WHAT YOU NEED TO DO >>
Restate, word for word, all of the material shown below.
:::
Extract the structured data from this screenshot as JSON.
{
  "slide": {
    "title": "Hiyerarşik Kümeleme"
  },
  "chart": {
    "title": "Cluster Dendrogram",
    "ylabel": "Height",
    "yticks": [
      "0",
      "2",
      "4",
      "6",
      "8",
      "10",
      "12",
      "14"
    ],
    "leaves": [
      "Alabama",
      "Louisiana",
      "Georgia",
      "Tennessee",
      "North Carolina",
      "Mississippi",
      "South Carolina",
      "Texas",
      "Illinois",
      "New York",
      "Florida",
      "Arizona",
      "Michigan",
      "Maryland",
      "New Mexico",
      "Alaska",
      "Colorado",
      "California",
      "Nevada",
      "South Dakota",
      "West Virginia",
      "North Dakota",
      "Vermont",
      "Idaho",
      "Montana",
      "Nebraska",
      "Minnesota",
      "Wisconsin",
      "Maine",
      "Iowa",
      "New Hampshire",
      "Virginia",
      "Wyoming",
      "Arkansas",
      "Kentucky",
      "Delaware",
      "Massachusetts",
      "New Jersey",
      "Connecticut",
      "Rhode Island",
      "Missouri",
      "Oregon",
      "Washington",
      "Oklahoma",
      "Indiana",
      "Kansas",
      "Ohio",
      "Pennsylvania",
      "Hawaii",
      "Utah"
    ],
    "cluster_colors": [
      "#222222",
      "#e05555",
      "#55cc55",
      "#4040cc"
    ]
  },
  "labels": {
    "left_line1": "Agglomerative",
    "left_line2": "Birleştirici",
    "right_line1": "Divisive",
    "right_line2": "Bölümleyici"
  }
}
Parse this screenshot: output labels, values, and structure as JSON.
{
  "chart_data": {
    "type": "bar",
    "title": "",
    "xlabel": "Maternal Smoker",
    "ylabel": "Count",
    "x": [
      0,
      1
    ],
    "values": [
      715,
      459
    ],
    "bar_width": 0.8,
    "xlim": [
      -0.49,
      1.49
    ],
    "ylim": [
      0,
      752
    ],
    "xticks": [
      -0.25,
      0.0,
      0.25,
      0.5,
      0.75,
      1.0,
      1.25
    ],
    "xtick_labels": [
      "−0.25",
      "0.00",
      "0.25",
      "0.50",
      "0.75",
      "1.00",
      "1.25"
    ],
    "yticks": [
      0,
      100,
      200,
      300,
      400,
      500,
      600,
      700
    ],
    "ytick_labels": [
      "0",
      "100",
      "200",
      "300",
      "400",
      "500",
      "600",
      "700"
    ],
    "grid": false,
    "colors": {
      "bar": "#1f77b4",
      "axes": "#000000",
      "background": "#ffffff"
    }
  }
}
:::
WORKED ANSWER >>
Extract the structured data from this screenshot as JSON.
{
  "slide": {
    "title": "Hiyerarşik Kümeleme"
  },
  "chart": {
    "title": "Cluster Dendrogram",
    "ylabel": "Height",
    "yticks": [
      "0",
      "2",
      "4",
      "6",
      "8",
      "10",
      "12",
      "14"
    ],
    "leaves": [
      "Alabama",
      "Louisiana",
      "Georgia",
      "Tennessee",
      "North Carolina",
      "Mississippi",
      "South Carolina",
      "Texas",
      "Illinois",
      "New York",
      "Florida",
      "Arizona",
      "Michigan",
      "Maryland",
      "New Mexico",
      "Alaska",
      "Colorado",
      "California",
      "Nevada",
      "South Dakota",
      "West Virginia",
      "North Dakota",
      "Vermont",
      "Idaho",
      "Montana",
      "Nebraska",
      "Minnesota",
      "Wisconsin",
      "Maine",
      "Iowa",
      "New Hampshire",
      "Virginia",
      "Wyoming",
      "Arkansas",
      "Kentucky",
      "Delaware",
      "Massachusetts",
      "New Jersey",
      "Connecticut",
      "Rhode Island",
      "Missouri",
      "Oregon",
      "Washington",
      "Oklahoma",
      "Indiana",
      "Kansas",
      "Ohio",
      "Pennsylvania",
      "Hawaii",
      "Utah"
    ],
    "cluster_colors": [
      "#222222",
      "#e05555",
      "#55cc55",
      "#4040cc"
    ]
  },
  "labels": {
    "left_line1": "Agglomerative",
    "left_line2": "Birleştirici",
    "right_line1": "Divisive",
    "right_line2": "Bölümleyici"
  }
}
Parse this screenshot: output labels, values, and structure as JSON.
{
  "chart_data": {
    "type": "bar",
    "title": "",
    "xlabel": "Maternal Smoker",
    "ylabel": "Count",
    "x": [
      0,
      1
    ],
    "values": [
      715,
      459
    ],
    "bar_width": 0.8,
    "xlim": [
      -0.49,
      1.49
    ],
    "ylim": [
      0,
      752
    ],
    "xticks": [
      -0.25,
      0.0,
      0.25,
      0.5,
      0.75,
      1.0,
      1.25
    ],
    "xtick_labels": [
      "−0.25",
      "0.00",
      "0.25",
      "0.50",
      "0.75",
      "1.00",
      "1.25"
    ],
    "yticks": [
      0,
      100,
      200,
      300,
      400,
      500,
      600,
      700
    ],
    "ytick_labels": [
      "0",
      "100",
      "200",
      "300",
      "400",
      "500",
      "600",
      "700"
    ],
    "grid": false,
    "colors": {
      "bar": "#1f77b4",
      "axes": "#000000",
      "background": "#ffffff"
    }
  }
}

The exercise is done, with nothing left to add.